== What you are asked to do ==
Reproduce the lines of the material from the line holding "Patent image size: (529, 822)." through the line holding "The bearing 45 is at (80, 240).", inclusive.

━━━

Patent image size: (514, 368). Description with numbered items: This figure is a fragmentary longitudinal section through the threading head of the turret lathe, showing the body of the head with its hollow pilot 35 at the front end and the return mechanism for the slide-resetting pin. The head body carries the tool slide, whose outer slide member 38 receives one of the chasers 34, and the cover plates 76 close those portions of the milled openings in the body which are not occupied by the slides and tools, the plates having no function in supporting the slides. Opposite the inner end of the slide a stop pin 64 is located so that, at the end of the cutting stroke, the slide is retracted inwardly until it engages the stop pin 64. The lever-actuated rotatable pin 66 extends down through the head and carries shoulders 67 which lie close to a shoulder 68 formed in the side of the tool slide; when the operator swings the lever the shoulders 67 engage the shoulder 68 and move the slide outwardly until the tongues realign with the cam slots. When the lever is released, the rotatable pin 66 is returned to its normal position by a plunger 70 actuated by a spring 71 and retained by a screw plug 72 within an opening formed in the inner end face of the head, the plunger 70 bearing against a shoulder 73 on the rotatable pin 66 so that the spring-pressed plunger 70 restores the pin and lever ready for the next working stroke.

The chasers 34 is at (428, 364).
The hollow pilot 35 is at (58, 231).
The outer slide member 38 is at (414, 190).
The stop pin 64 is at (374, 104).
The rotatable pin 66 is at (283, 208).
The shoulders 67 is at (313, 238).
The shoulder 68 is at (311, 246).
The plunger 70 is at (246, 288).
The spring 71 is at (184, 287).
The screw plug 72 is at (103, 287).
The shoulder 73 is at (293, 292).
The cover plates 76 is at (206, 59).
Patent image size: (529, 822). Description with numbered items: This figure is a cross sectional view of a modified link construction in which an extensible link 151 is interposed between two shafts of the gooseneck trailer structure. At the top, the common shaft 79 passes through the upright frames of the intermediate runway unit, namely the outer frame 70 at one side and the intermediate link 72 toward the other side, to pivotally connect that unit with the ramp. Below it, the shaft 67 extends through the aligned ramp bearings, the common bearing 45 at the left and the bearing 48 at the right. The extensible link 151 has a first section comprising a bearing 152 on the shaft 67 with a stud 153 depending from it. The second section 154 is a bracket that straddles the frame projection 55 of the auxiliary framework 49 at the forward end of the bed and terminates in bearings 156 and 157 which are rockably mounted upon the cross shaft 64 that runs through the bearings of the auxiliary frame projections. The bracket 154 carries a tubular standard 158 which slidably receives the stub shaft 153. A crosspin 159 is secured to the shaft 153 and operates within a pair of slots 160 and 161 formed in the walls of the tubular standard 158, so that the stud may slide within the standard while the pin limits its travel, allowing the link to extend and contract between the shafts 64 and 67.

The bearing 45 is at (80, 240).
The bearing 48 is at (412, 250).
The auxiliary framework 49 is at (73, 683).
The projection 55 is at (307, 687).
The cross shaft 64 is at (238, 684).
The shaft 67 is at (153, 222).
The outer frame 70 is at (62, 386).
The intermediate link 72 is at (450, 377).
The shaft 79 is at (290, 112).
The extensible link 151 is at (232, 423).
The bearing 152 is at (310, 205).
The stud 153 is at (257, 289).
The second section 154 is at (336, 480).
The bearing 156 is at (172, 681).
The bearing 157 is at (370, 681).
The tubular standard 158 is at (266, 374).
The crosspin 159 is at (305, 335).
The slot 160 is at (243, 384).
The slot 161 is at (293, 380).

━━━

== Result of this exercise ==
Patent image size: (529, 822). Description with numbered items: This figure is a cross sectional view of a modified link construction in which an extensible link 151 is interposed between two shafts of the gooseneck trailer structure. At the top, the common shaft 79 passes through the upright frames of the intermediate runway unit, namely the outer frame 70 at one side and the intermediate link 72 toward the other side, to pivotally connect that unit with the ramp. Below it, the shaft 67 extends through the aligned ramp bearings, the common bearing 45 at the left and the bearing 48 at the right. The extensible link 151 has a first section comprising a bearing 152 on the shaft 67 with a stud 153 depending from it. The second section 154 is a bracket that straddles the frame projection 55 of the auxiliary framework 49 at the forward end of the bed and terminates in bearings 156 and 157 which are rockably mounted upon the cross shaft 64 that runs through the bearings of the auxiliary frame projections. The bracket 154 carries a tubular standard 158 which slidably receives the stub shaft 153. A crosspin 159 is secured to the shaft 153 and operates within a pair of slots 160 and 161 formed in the walls of the tubular standard 158, so that the stud may slide within the standard while the pin limits its travel, allowing the link to extend and contract between the shafts 64 and 67.

The bearing 45 is at (80, 240).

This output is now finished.